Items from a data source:
━━━━━━━━━━━━━━━━
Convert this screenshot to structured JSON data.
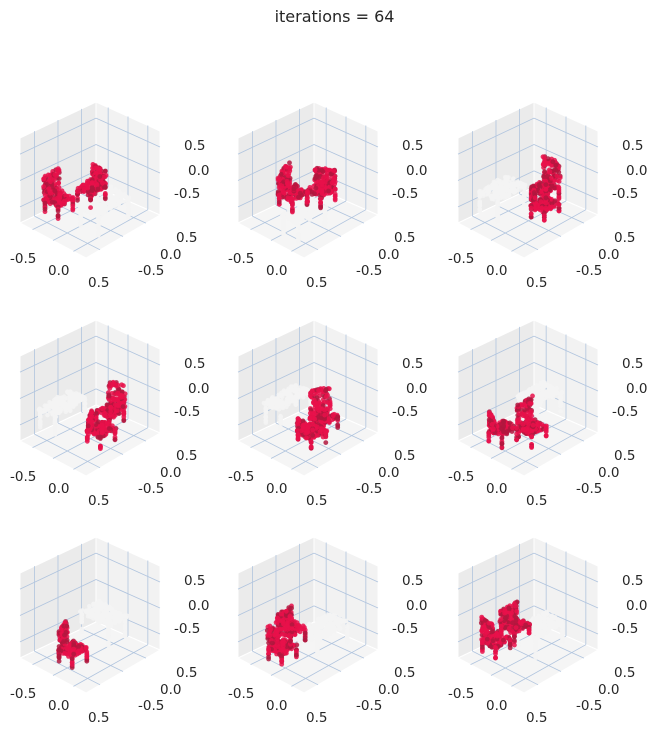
{
  "title": "iterations = 64",
  "colors": {
    "pane_face": "#ebebeb",
    "pane_edge": "#ffffff",
    "grid": "#b0c4de",
    "text": "#262626",
    "chair_points": "#e8104a",
    "chair_points_shadow": "#b0183e",
    "table_points": "#f4f4f4"
  },
  "chart_data": [
    {
      "type": "scatter",
      "projection": "3d",
      "xticks": [
        "-0.5",
        "0.0",
        "0.5"
      ],
      "yticks": [
        "0.5",
        "0.0",
        "-0.5"
      ],
      "zticks": [
        "0.5",
        "0.0",
        "-0.5"
      ],
      "xlim": [
        -0.8,
        0.8
      ],
      "ylim": [
        -0.8,
        0.8
      ],
      "zlim": [
        -0.8,
        0.8
      ],
      "grid": true,
      "series": [
        {
          "role": "chairs",
          "color": "#e8104a"
        },
        {
          "role": "table",
          "color": "#f4f4f4"
        }
      ]
    },
    {
      "type": "scatter",
      "projection": "3d",
      "xticks": [
        "-0.5",
        "0.0",
        "0.5"
      ],
      "yticks": [
        "0.5",
        "0.0",
        "-0.5"
      ],
      "zticks": [
        "0.5",
        "0.0",
        "-0.5"
      ],
      "xlim": [
        -0.8,
        0.8
      ],
      "ylim": [
        -0.8,
        0.8
      ],
      "zlim": [
        -0.8,
        0.8
      ],
      "grid": true,
      "series": [
        {
          "role": "chairs",
          "color": "#e8104a"
        },
        {
          "role": "table",
          "color": "#f4f4f4"
        }
      ]
    },
    {
      "type": "scatter",
      "projection": "3d",
      "xticks": [
        "-0.5",
        "0.0",
        "0.5"
      ],
      "yticks": [
        "0.5",
        "0.0",
        "-0.5"
      ],
      "zticks": [
        "0.5",
        "0.0",
        "-0.5"
      ],
      "xlim": [
        -0.8,
        0.8
      ],
      "ylim": [
        -0.8,
        0.8
      ],
      "zlim": [
        -0.8,
        0.8
      ],
      "grid": true,
      "series": [
        {
          "role": "chairs",
          "color": "#e8104a"
        },
        {
          "role": "table",
          "color": "#f4f4f4"
        }
      ]
    },
    {
      "type": "scatter",
      "projection": "3d",
      "xticks": [
        "-0.5",
        "0.0",
        "0.5"
      ],
      "yticks": [
        "0.5",
        "0.0",
        "-0.5"
      ],
      "zticks": [
        "0.5",
        "0.0",
        "-0.5"
      ],
      "xlim": [
        -0.8,
        0.8
      ],
      "ylim": [
        -0.8,
        0.8
      ],
      "zlim": [
        -0.8,
        0.8
      ],
      "grid": true,
      "series": [
        {
          "role": "chairs",
          "color": "#e8104a"
        },
        {
          "role": "table",
          "color": "#f4f4f4"
        }
      ]
    },
    {
      "type": "scatter",
      "projection": "3d",
      "xticks": [
        "-0.5",
        "0.0",
        "0.5"
      ],
      "yticks": [
        "0.5",
        "0.0",
        "-0.5"
      ],
      "zticks": [
        "0.5",
        "0.0",
        "-0.5"
      ],
      "xlim": [
        -0.8,
        0.8
      ],
      "ylim": [
        -0.8,
        0.8
      ],
      "zlim": [
        -0.8,
        0.8
      ],
      "grid": true,
      "series": [
        {
          "role": "chairs",
          "color": "#e8104a"
        },
        {
          "role": "table",
          "color": "#f4f4f4"
        }
      ]
    },
    {
      "type": "scatter",
      "projection": "3d",
      "xticks": [
        "-0.5",
        "0.0",
        "0.5"
      ],
      "yticks": [
        "0.5",
        "0.0",
        "-0.5"
      ],
      "zticks": [
        "0.5",
        "0.0",
        "-0.5"
      ],
      "xlim": [
        -0.8,
        0.8
      ],
      "ylim": [
        -0.8,
        0.8
      ],
      "zlim": [
        -0.8,
        0.8
      ],
      "grid": true,
      "series": [
        {
          "role": "chairs",
          "color": "#e8104a"
        },
        {
          "role": "table",
          "color": "#f4f4f4"
        }
      ]
    },
    {
      "type": "scatter",
      "projection": "3d",
      "xticks": [
        "-0.5",
        "0.0",
        "0.5"
      ],
      "yticks": [
        "0.5",
        "0.0",
        "-0.5"
      ],
      "zticks": [
        "0.5",
        "0.0",
        "-0.5"
      ],
      "xlim": [
        -0.8,
        0.8
      ],
      "ylim": [
        -0.8,
        0.8
      ],
      "zlim": [
        -0.8,
        0.8
      ],
      "grid": true,
      "series": [
        {
          "role": "chairs",
          "color": "#e8104a"
        },
        {
          "role": "table",
          "color": "#f4f4f4"
        }
      ]
    },
    {
      "type": "scatter",
      "projection": "3d",
      "xticks": [
        "-0.5",
        "0.0",
        "0.5"
      ],
      "yticks": [
        "0.5",
        "0.0",
        "-0.5"
      ],
      "zticks": [
        "0.5",
        "0.0",
        "-0.5"
      ],
      "xlim": [
        -0.8,
        0.8
      ],
      "ylim": [
        -0.8,
        0.8
      ],
      "zlim": [
        -0.8,
        0.8
      ],
      "grid": true,
      "series": [
        {
          "role": "chairs",
          "color": "#e8104a"
        },
        {
          "role": "table",
          "color": "#f4f4f4"
        }
      ]
    },
    {
      "type": "scatter",
      "projection": "3d",
      "xticks": [
        "-0.5",
        "0.0",
        "0.5"
      ],
      "yticks": [
        "0.5",
        "0.0",
        "-0.5"
      ],
      "zticks": [
        "0.5",
        "0.0",
        "-0.5"
      ],
      "xlim": [
        -0.8,
        0.8
      ],
      "ylim": [
        -0.8,
        0.8
      ],
      "zlim": [
        -0.8,
        0.8
      ],
      "grid": true,
      "series": [
        {
          "role": "chairs",
          "color": "#e8104a"
        },
        {
          "role": "table",
          "color": "#f4f4f4"
        }
      ]
    }
  ]
}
━━━━━━━━━━━━━━━━
(YOUR INSTRUCTIONS) Reproduce the whole listing above word for word, but not its pictures.

(ANSWER TO THIS TASK)
Convert this screenshot to structured JSON data.
{
  "title": "iterations = 64",
  "colors": {
    "pane_face": "#ebebeb",
    "pane_edge": "#ffffff",
    "grid": "#b0c4de",
    "text": "#262626",
    "chair_points": "#e8104a",
    "chair_points_shadow": "#b0183e",
    "table_points": "#f4f4f4"
  },
  "chart_data": [
    {
      "type": "scatter",
      "projection": "3d",
      "xticks": [
        "-0.5",
        "0.0",
        "0.5"
      ],
      "yticks": [
        "0.5",
        "0.0",
        "-0.5"
      ],
      "zticks": [
        "0.5",
        "0.0",
        "-0.5"
      ],
      "xlim": [
        -0.8,
        0.8
      ],
      "ylim": [
        -0.8,
        0.8
      ],
      "zlim": [
        -0.8,
        0.8
      ],
      "grid": true,
      "series": [
        {
          "role": "chairs",
          "color": "#e8104a"
        },
        {
          "role": "table",
          "color": "#f4f4f4"
        }
      ]
    },
    {
      "type": "scatter",
      "projection": "3d",
      "xticks": [
        "-0.5",
        "0.0",
        "0.5"
      ],
      "yticks": [
        "0.5",
        "0.0",
        "-0.5"
      ],
      "zticks": [
        "0.5",
        "0.0",
        "-0.5"
      ],
      "xlim": [
        -0.8,
        0.8
      ],
      "ylim": [
        -0.8,
        0.8
      ],
      "zlim": [
        -0.8,
        0.8
      ],
      "grid": true,
      "series": [
        {
          "role": "chairs",
          "color": "#e8104a"
        },
        {
          "role": "table",
          "color": "#f4f4f4"
        }
      ]
    },
    {
      "type": "scatter",
      "projection": "3d",
      "xticks": [
        "-0.5",
        "0.0",
        "0.5"
      ],
      "yticks": [
        "0.5",
        "0.0",
        "-0.5"
      ],
      "zticks": [
        "0.5",
        "0.0",
        "-0.5"
      ],
      "xlim": [
        -0.8,
        0.8
      ],
      "ylim": [
        -0.8,
        0.8
      ],
      "zlim": [
        -0.8,
        0.8
      ],
      "grid": true,
      "series": [
        {
          "role": "chairs",
          "color": "#e8104a"
        },
        {
          "role": "table",
          "color": "#f4f4f4"
        }
      ]
    },
    {
      "type": "scatter",
      "projection": "3d",
      "xticks": [
        "-0.5",
        "0.0",
        "0.5"
      ],
      "yticks": [
        "0.5",
        "0.0",
        "-0.5"
      ],
      "zticks": [
        "0.5",
        "0.0",
        "-0.5"
      ],
      "xlim": [
        -0.8,
        0.8
      ],
      "ylim": [
        -0.8,
        0.8
      ],
      "zlim": [
        -0.8,
        0.8
      ],
      "grid": true,
      "series": [
        {
          "role": "chairs",
          "color": "#e8104a"
        },
        {
          "role": "table",
          "color": "#f4f4f4"
        }
      ]
    },
    {
      "type": "scatter",
      "projection": "3d",
      "xticks": [
        "-0.5",
        "0.0",
        "0.5"
      ],
      "yticks": [
        "0.5",
        "0.0",
        "-0.5"
      ],
      "zticks": [
        "0.5",
        "0.0",
        "-0.5"
      ],
      "xlim": [
        -0.8,
        0.8
      ],
      "ylim": [
        -0.8,
        0.8
      ],
      "zlim": [
        -0.8,
        0.8
      ],
      "grid": true,
      "series": [
        {
          "role": "chairs",
          "color": "#e8104a"
        },
        {
          "role": "table",
          "color": "#f4f4f4"
        }
      ]
    },
    {
      "type": "scatter",
      "projection": "3d",
      "xticks": [
        "-0.5",
        "0.0",
        "0.5"
      ],
      "yticks": [
        "0.5",
        "0.0",
        "-0.5"
      ],
      "zticks": [
        "0.5",
        "0.0",
        "-0.5"
      ],
      "xlim": [
        -0.8,
        0.8
      ],
      "ylim": [
        -0.8,
        0.8
      ],
      "zlim": [
        -0.8,
        0.8
      ],
      "grid": true,
      "series": [
        {
          "role": "chairs",
          "color": "#e8104a"
        },
        {
          "role": "table",
          "color": "#f4f4f4"
        }
      ]
    },
    {
      "type": "scatter",
      "projection": "3d",
      "xticks": [
        "-0.5",
        "0.0",
        "0.5"
      ],
      "yticks": [
        "0.5",
        "0.0",
        "-0.5"
      ],
      "zticks": [
        "0.5",
        "0.0",
        "-0.5"
      ],
      "xlim": [
        -0.8,
        0.8
      ],
      "ylim": [
        -0.8,
        0.8
      ],
      "zlim": [
        -0.8,
        0.8
      ],
      "grid": true,
      "series": [
        {
          "role": "chairs",
          "color": "#e8104a"
        },
        {
          "role": "table",
          "color": "#f4f4f4"
        }
      ]
    },
    {
      "type": "scatter",
      "projection": "3d",
      "xticks": [
        "-0.5",
        "0.0",
        "0.5"
      ],
      "yticks": [
        "0.5",
        "0.0",
        "-0.5"
      ],
      "zticks": [
        "0.5",
        "0.0",
        "-0.5"
      ],
      "xlim": [
        -0.8,
        0.8
      ],
      "ylim": [
        -0.8,
        0.8
      ],
      "zlim": [
        -0.8,
        0.8
      ],
      "grid": true,
      "series": [
        {
          "role": "chairs",
          "color": "#e8104a"
        },
        {
          "role": "table",
          "color": "#f4f4f4"
        }
      ]
    },
    {
      "type": "scatter",
      "projection": "3d",
      "xticks": [
        "-0.5",
        "0.0",
        "0.5"
      ],
      "yticks": [
        "0.5",
        "0.0",
        "-0.5"
      ],
      "zticks": [
        "0.5",
        "0.0",
        "-0.5"
      ],
      "xlim": [
        -0.8,
        0.8
      ],
      "ylim": [
        -0.8,
        0.8
      ],
      "zlim": [
        -0.8,
        0.8
      ],
      "grid": true,
      "series": [
        {
          "role": "chairs",
          "color": "#e8104a"
        },
        {
          "role": "table",
          "color": "#f4f4f4"
        }
      ]
    }
  ]
}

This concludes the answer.